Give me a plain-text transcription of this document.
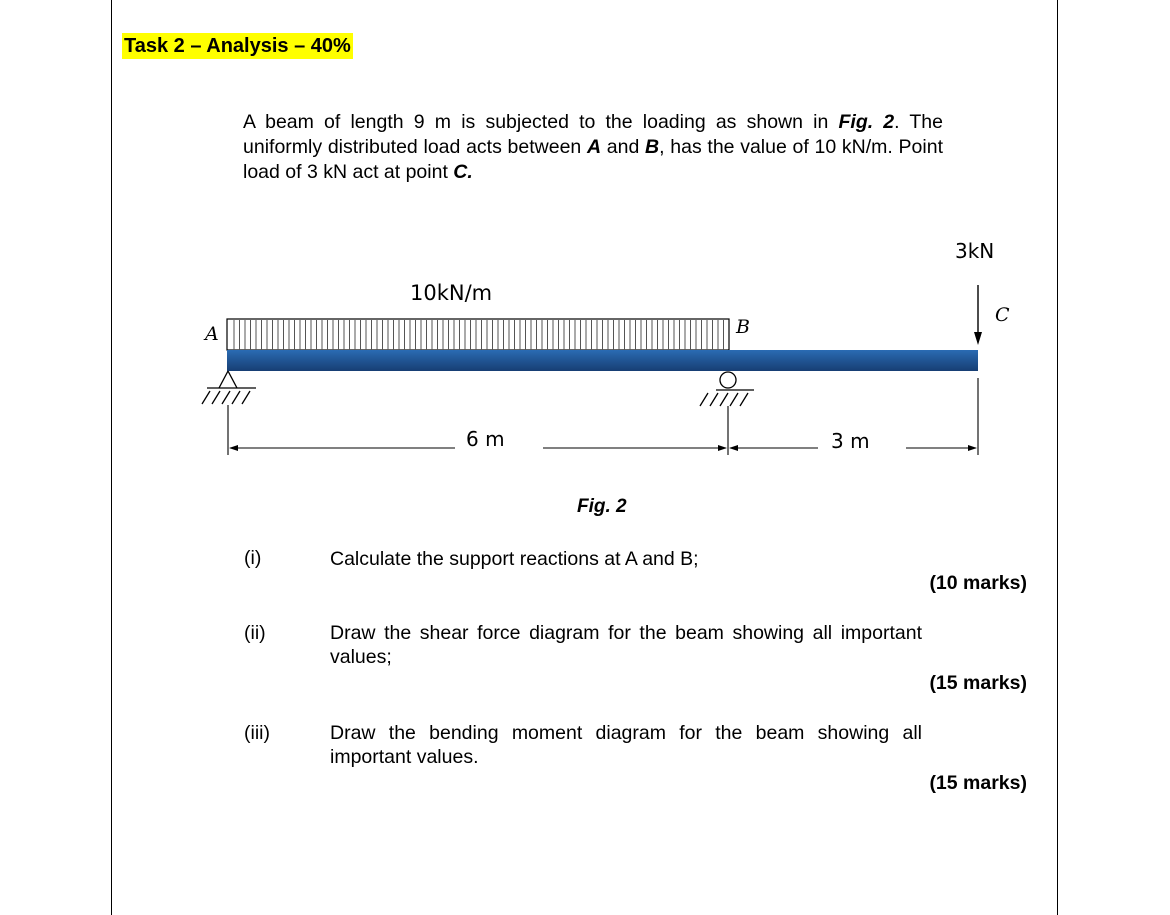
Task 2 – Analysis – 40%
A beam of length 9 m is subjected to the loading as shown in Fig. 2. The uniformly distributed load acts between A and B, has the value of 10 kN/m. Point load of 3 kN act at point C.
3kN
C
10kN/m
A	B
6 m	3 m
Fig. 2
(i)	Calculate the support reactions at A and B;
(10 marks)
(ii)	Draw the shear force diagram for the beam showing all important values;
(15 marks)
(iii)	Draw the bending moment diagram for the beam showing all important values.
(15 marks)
··········
TASK: Write out the material above once more, exactly as it reads, with no pictures.

SOLUTION BELOW:
Give me a plain-text transcription of this document.
Task 2 – Analysis – 40%
A beam of length 9 m is subjected to the loading as shown in Fig. 2. The uniformly distributed load acts between A and B, has the value of 10 kN/m. Point load of 3 kN act at point C.
3kN
C
10kN/m
A	B
6 m	3 m
Fig. 2
(i)	Calculate the support reactions at A and B;
(10 marks)
(ii)	Draw the shear force diagram for the beam showing all important values;
(15 marks)
(iii)	Draw the bending moment diagram for the beam showing all important values.
(15 marks)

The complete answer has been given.